• GIVEN INSTRUCTION
Output the full listing below exactly as it reads, and skip anything that is a picture.
★ ★ ★ ★
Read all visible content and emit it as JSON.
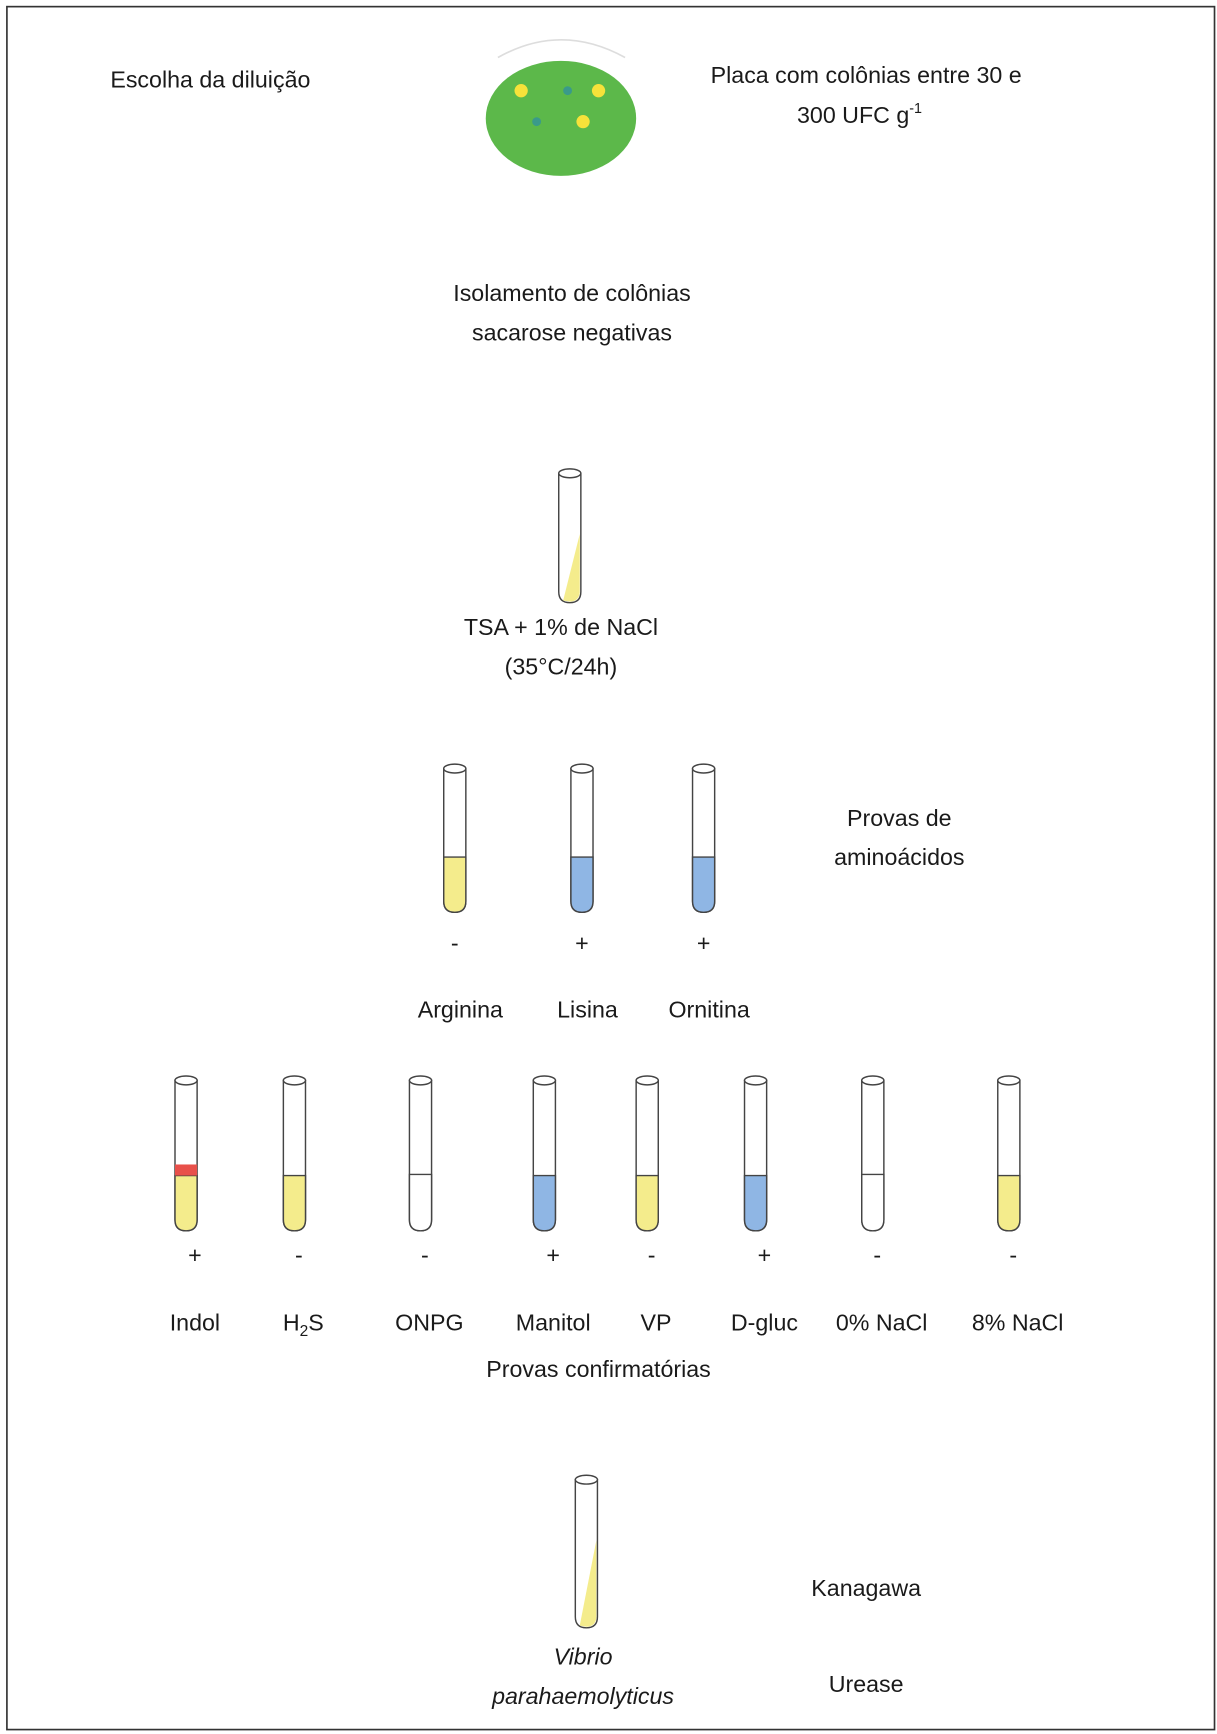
{
  "plate": {
    "left_label": "Escolha da diluição",
    "right_label_line1": "Placa com colônias entre 30 e",
    "right_label_line2": "300 UFC g",
    "right_label_sup": "-1"
  },
  "isolation": {
    "line1": "Isolamento de colônias",
    "line2": "sacarose negativas"
  },
  "tsa": {
    "line1": "TSA + 1% de NaCl",
    "line2": "(35°C/24h)"
  },
  "amino_tests": {
    "label_line1": "Provas de",
    "label_line2": "aminoácidos",
    "tests": [
      {
        "sign": "-",
        "name": "Arginina",
        "color": "#f4ec8c"
      },
      {
        "sign": "+",
        "name": "Lisina",
        "color": "#8fb6e4"
      },
      {
        "sign": "+",
        "name": "Ornitina",
        "color": "#8fb6e4"
      }
    ]
  },
  "confirm_tests": {
    "label": "Provas confirmatórias",
    "tests": [
      {
        "sign": "+",
        "name": "Indol",
        "color": "#f4ec8c",
        "band": "#e8504a"
      },
      {
        "sign": "-",
        "name": "H",
        "sub": "2",
        "tail": "S",
        "color": "#f4ec8c"
      },
      {
        "sign": "-",
        "name": "ONPG",
        "color": "#ffffff"
      },
      {
        "sign": "+",
        "name": "Manitol",
        "color": "#8fb6e4"
      },
      {
        "sign": "-",
        "name": "VP",
        "color": "#f4ec8c"
      },
      {
        "sign": "+",
        "name": "D-gluc",
        "color": "#8fb6e4"
      },
      {
        "sign": "-",
        "name": "0% NaCl",
        "color": "#ffffff"
      },
      {
        "sign": "-",
        "name": "8% NaCl",
        "color": "#f4ec8c"
      }
    ]
  },
  "result": {
    "genus": "Vibrio",
    "species": "parahaemolyticus",
    "test1": "Kanagawa",
    "test2": "Urease"
  }
}
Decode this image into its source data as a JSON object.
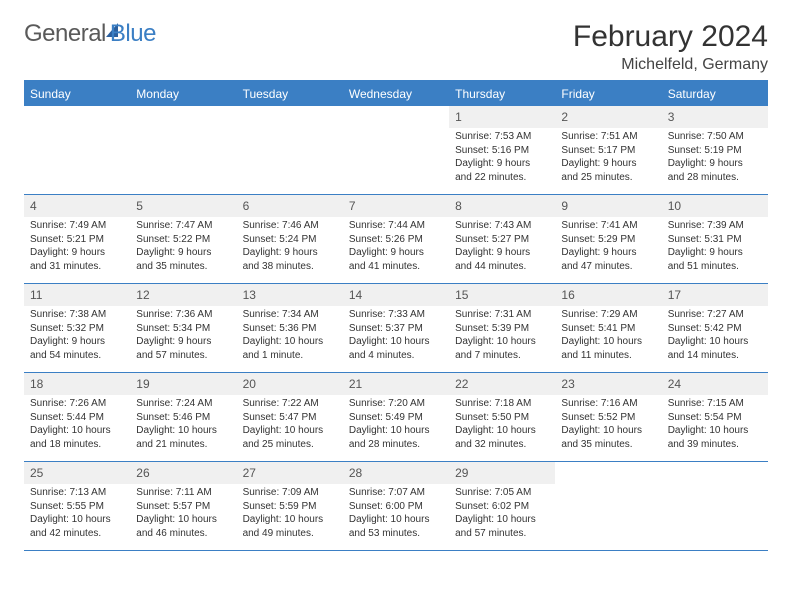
{
  "logo": {
    "part1": "General",
    "part2": "Blue"
  },
  "title": "February 2024",
  "subtitle": "Michelfeld, Germany",
  "weekdays": [
    "Sunday",
    "Monday",
    "Tuesday",
    "Wednesday",
    "Thursday",
    "Friday",
    "Saturday"
  ],
  "colors": {
    "accent": "#3b7fc4",
    "accent_dark": "#2b5f9e",
    "header_bg": "#3b7fc4",
    "cell_date_bg": "#f0f0f0",
    "text": "#333333",
    "muted": "#5a5a5a"
  },
  "weeks": [
    [
      null,
      null,
      null,
      null,
      {
        "d": "1",
        "sr": "7:53 AM",
        "ss": "5:16 PM",
        "dl": "9 hours and 22 minutes."
      },
      {
        "d": "2",
        "sr": "7:51 AM",
        "ss": "5:17 PM",
        "dl": "9 hours and 25 minutes."
      },
      {
        "d": "3",
        "sr": "7:50 AM",
        "ss": "5:19 PM",
        "dl": "9 hours and 28 minutes."
      }
    ],
    [
      {
        "d": "4",
        "sr": "7:49 AM",
        "ss": "5:21 PM",
        "dl": "9 hours and 31 minutes."
      },
      {
        "d": "5",
        "sr": "7:47 AM",
        "ss": "5:22 PM",
        "dl": "9 hours and 35 minutes."
      },
      {
        "d": "6",
        "sr": "7:46 AM",
        "ss": "5:24 PM",
        "dl": "9 hours and 38 minutes."
      },
      {
        "d": "7",
        "sr": "7:44 AM",
        "ss": "5:26 PM",
        "dl": "9 hours and 41 minutes."
      },
      {
        "d": "8",
        "sr": "7:43 AM",
        "ss": "5:27 PM",
        "dl": "9 hours and 44 minutes."
      },
      {
        "d": "9",
        "sr": "7:41 AM",
        "ss": "5:29 PM",
        "dl": "9 hours and 47 minutes."
      },
      {
        "d": "10",
        "sr": "7:39 AM",
        "ss": "5:31 PM",
        "dl": "9 hours and 51 minutes."
      }
    ],
    [
      {
        "d": "11",
        "sr": "7:38 AM",
        "ss": "5:32 PM",
        "dl": "9 hours and 54 minutes."
      },
      {
        "d": "12",
        "sr": "7:36 AM",
        "ss": "5:34 PM",
        "dl": "9 hours and 57 minutes."
      },
      {
        "d": "13",
        "sr": "7:34 AM",
        "ss": "5:36 PM",
        "dl": "10 hours and 1 minute."
      },
      {
        "d": "14",
        "sr": "7:33 AM",
        "ss": "5:37 PM",
        "dl": "10 hours and 4 minutes."
      },
      {
        "d": "15",
        "sr": "7:31 AM",
        "ss": "5:39 PM",
        "dl": "10 hours and 7 minutes."
      },
      {
        "d": "16",
        "sr": "7:29 AM",
        "ss": "5:41 PM",
        "dl": "10 hours and 11 minutes."
      },
      {
        "d": "17",
        "sr": "7:27 AM",
        "ss": "5:42 PM",
        "dl": "10 hours and 14 minutes."
      }
    ],
    [
      {
        "d": "18",
        "sr": "7:26 AM",
        "ss": "5:44 PM",
        "dl": "10 hours and 18 minutes."
      },
      {
        "d": "19",
        "sr": "7:24 AM",
        "ss": "5:46 PM",
        "dl": "10 hours and 21 minutes."
      },
      {
        "d": "20",
        "sr": "7:22 AM",
        "ss": "5:47 PM",
        "dl": "10 hours and 25 minutes."
      },
      {
        "d": "21",
        "sr": "7:20 AM",
        "ss": "5:49 PM",
        "dl": "10 hours and 28 minutes."
      },
      {
        "d": "22",
        "sr": "7:18 AM",
        "ss": "5:50 PM",
        "dl": "10 hours and 32 minutes."
      },
      {
        "d": "23",
        "sr": "7:16 AM",
        "ss": "5:52 PM",
        "dl": "10 hours and 35 minutes."
      },
      {
        "d": "24",
        "sr": "7:15 AM",
        "ss": "5:54 PM",
        "dl": "10 hours and 39 minutes."
      }
    ],
    [
      {
        "d": "25",
        "sr": "7:13 AM",
        "ss": "5:55 PM",
        "dl": "10 hours and 42 minutes."
      },
      {
        "d": "26",
        "sr": "7:11 AM",
        "ss": "5:57 PM",
        "dl": "10 hours and 46 minutes."
      },
      {
        "d": "27",
        "sr": "7:09 AM",
        "ss": "5:59 PM",
        "dl": "10 hours and 49 minutes."
      },
      {
        "d": "28",
        "sr": "7:07 AM",
        "ss": "6:00 PM",
        "dl": "10 hours and 53 minutes."
      },
      {
        "d": "29",
        "sr": "7:05 AM",
        "ss": "6:02 PM",
        "dl": "10 hours and 57 minutes."
      },
      null,
      null
    ]
  ],
  "labels": {
    "sunrise": "Sunrise: ",
    "sunset": "Sunset: ",
    "daylight": "Daylight: "
  }
}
★ ★ ★ ★
• ANSWER TO THE EXERCISE
Read all visible content and emit it as JSON.
{
  "plate": {
    "left_label": "Escolha da diluição",
    "right_label_line1": "Placa com colônias entre 30 e",
    "right_label_line2": "300 UFC g",
    "right_label_sup": "-1"
  },
  "isolation": {
    "line1": "Isolamento de colônias",
    "line2": "sacarose negativas"
  },
  "tsa": {
    "line1": "TSA + 1% de NaCl",
    "line2": "(35°C/24h)"
  },
  "amino_tests": {
    "label_line1": "Provas de",
    "label_line2": "aminoácidos",
    "tests": [
      {
        "sign": "-",
        "name": "Arginina",
        "color": "#f4ec8c"
      },
      {
        "sign": "+",
        "name": "Lisina",
        "color": "#8fb6e4"
      },
      {
        "sign": "+",
        "name": "Ornitina",
        "color": "#8fb6e4"
      }
    ]
  },
  "confirm_tests": {
    "label": "Provas confirmatórias",
    "tests": [
      {
        "sign": "+",
        "name": "Indol",
        "color": "#f4ec8c",
        "band": "#e8504a"
      },
      {
        "sign": "-",
        "name": "H",
        "sub": "2",
        "tail": "S",
        "color": "#f4ec8c"
      },
      {
        "sign": "-",
        "name": "ONPG",
        "color": "#ffffff"
      },
      {
        "sign": "+",
        "name": "Manitol",
        "color": "#8fb6e4"
      },
      {
        "sign": "-",
        "name": "VP",
        "color": "#f4ec8c"
      },
      {
        "sign": "+",
        "name": "D-gluc",
        "color": "#8fb6e4"
      },
      {
        "sign": "-",
        "name": "0% NaCl",
        "color": "#ffffff"
      },
      {
        "sign": "-",
        "name": "8% NaCl",
        "color": "#f4ec8c"
      }
    ]
  },
  "result": {
    "genus": "Vibrio",
    "species": "parahaemolyticus",
    "test1": "Kanagawa",
    "test2": "Urease"
  }
}
Decode this image into its source data as a JSON object.
{
  "logo": {
    "part1": "General",
    "part2": "Blue"
  },
  "title": "February 2024",
  "subtitle": "Michelfeld, Germany",
  "weekdays": [
    "Sunday",
    "Monday",
    "Tuesday",
    "Wednesday",
    "Thursday",
    "Friday",
    "Saturday"
  ],
  "colors": {
    "accent": "#3b7fc4",
    "accent_dark": "#2b5f9e",
    "header_bg": "#3b7fc4",
    "cell_date_bg": "#f0f0f0",
    "text": "#333333",
    "muted": "#5a5a5a"
  },
  "weeks": [
    [
      null,
      null,
      null,
      null,
      {
        "d": "1",
        "sr": "7:53 AM",
        "ss": "5:16 PM",
        "dl": "9 hours and 22 minutes."
      },
      {
        "d": "2",
        "sr": "7:51 AM",
        "ss": "5:17 PM",
        "dl": "9 hours and 25 minutes."
      },
      {
        "d": "3",
        "sr": "7:50 AM",
        "ss": "5:19 PM",
        "dl": "9 hours and 28 minutes."
      }
    ],
    [
      {
        "d": "4",
        "sr": "7:49 AM",
        "ss": "5:21 PM",
        "dl": "9 hours and 31 minutes."
      },
      {
        "d": "5",
        "sr": "7:47 AM",
        "ss": "5:22 PM",
        "dl": "9 hours and 35 minutes."
      },
      {
        "d": "6",
        "sr": "7:46 AM",
        "ss": "5:24 PM",
        "dl": "9 hours and 38 minutes."
      },
      {
        "d": "7",
        "sr": "7:44 AM",
        "ss": "5:26 PM",
        "dl": "9 hours and 41 minutes."
      },
      {
        "d": "8",
        "sr": "7:43 AM",
        "ss": "5:27 PM",
        "dl": "9 hours and 44 minutes."
      },
      {
        "d": "9",
        "sr": "7:41 AM",
        "ss": "5:29 PM",
        "dl": "9 hours and 47 minutes."
      },
      {
        "d": "10",
        "sr": "7:39 AM",
        "ss": "5:31 PM",
        "dl": "9 hours and 51 minutes."
      }
    ],
    [
      {
        "d": "11",
        "sr": "7:38 AM",
        "ss": "5:32 PM",
        "dl": "9 hours and 54 minutes."
      },
      {
        "d": "12",
        "sr": "7:36 AM",
        "ss": "5:34 PM",
        "dl": "9 hours and 57 minutes."
      },
      {
        "d": "13",
        "sr": "7:34 AM",
        "ss": "5:36 PM",
        "dl": "10 hours and 1 minute."
      },
      {
        "d": "14",
        "sr": "7:33 AM",
        "ss": "5:37 PM",
        "dl": "10 hours and 4 minutes."
      },
      {
        "d": "15",
        "sr": "7:31 AM",
        "ss": "5:39 PM",
        "dl": "10 hours and 7 minutes."
      },
      {
        "d": "16",
        "sr": "7:29 AM",
        "ss": "5:41 PM",
        "dl": "10 hours and 11 minutes."
      },
      {
        "d": "17",
        "sr": "7:27 AM",
        "ss": "5:42 PM",
        "dl": "10 hours and 14 minutes."
      }
    ],
    [
      {
        "d": "18",
        "sr": "7:26 AM",
        "ss": "5:44 PM",
        "dl": "10 hours and 18 minutes."
      },
      {
        "d": "19",
        "sr": "7:24 AM",
        "ss": "5:46 PM",
        "dl": "10 hours and 21 minutes."
      },
      {
        "d": "20",
        "sr": "7:22 AM",
        "ss": "5:47 PM",
        "dl": "10 hours and 25 minutes."
      },
      {
        "d": "21",
        "sr": "7:20 AM",
        "ss": "5:49 PM",
        "dl": "10 hours and 28 minutes."
      },
      {
        "d": "22",
        "sr": "7:18 AM",
        "ss": "5:50 PM",
        "dl": "10 hours and 32 minutes."
      },
      {
        "d": "23",
        "sr": "7:16 AM",
        "ss": "5:52 PM",
        "dl": "10 hours and 35 minutes."
      },
      {
        "d": "24",
        "sr": "7:15 AM",
        "ss": "5:54 PM",
        "dl": "10 hours and 39 minutes."
      }
    ],
    [
      {
        "d": "25",
        "sr": "7:13 AM",
        "ss": "5:55 PM",
        "dl": "10 hours and 42 minutes."
      },
      {
        "d": "26",
        "sr": "7:11 AM",
        "ss": "5:57 PM",
        "dl": "10 hours and 46 minutes."
      },
      {
        "d": "27",
        "sr": "7:09 AM",
        "ss": "5:59 PM",
        "dl": "10 hours and 49 minutes."
      },
      {
        "d": "28",
        "sr": "7:07 AM",
        "ss": "6:00 PM",
        "dl": "10 hours and 53 minutes."
      },
      {
        "d": "29",
        "sr": "7:05 AM",
        "ss": "6:02 PM",
        "dl": "10 hours and 57 minutes."
      },
      null,
      null
    ]
  ],
  "labels": {
    "sunrise": "Sunrise: ",
    "sunset": "Sunset: ",
    "daylight": "Daylight: "
  }
}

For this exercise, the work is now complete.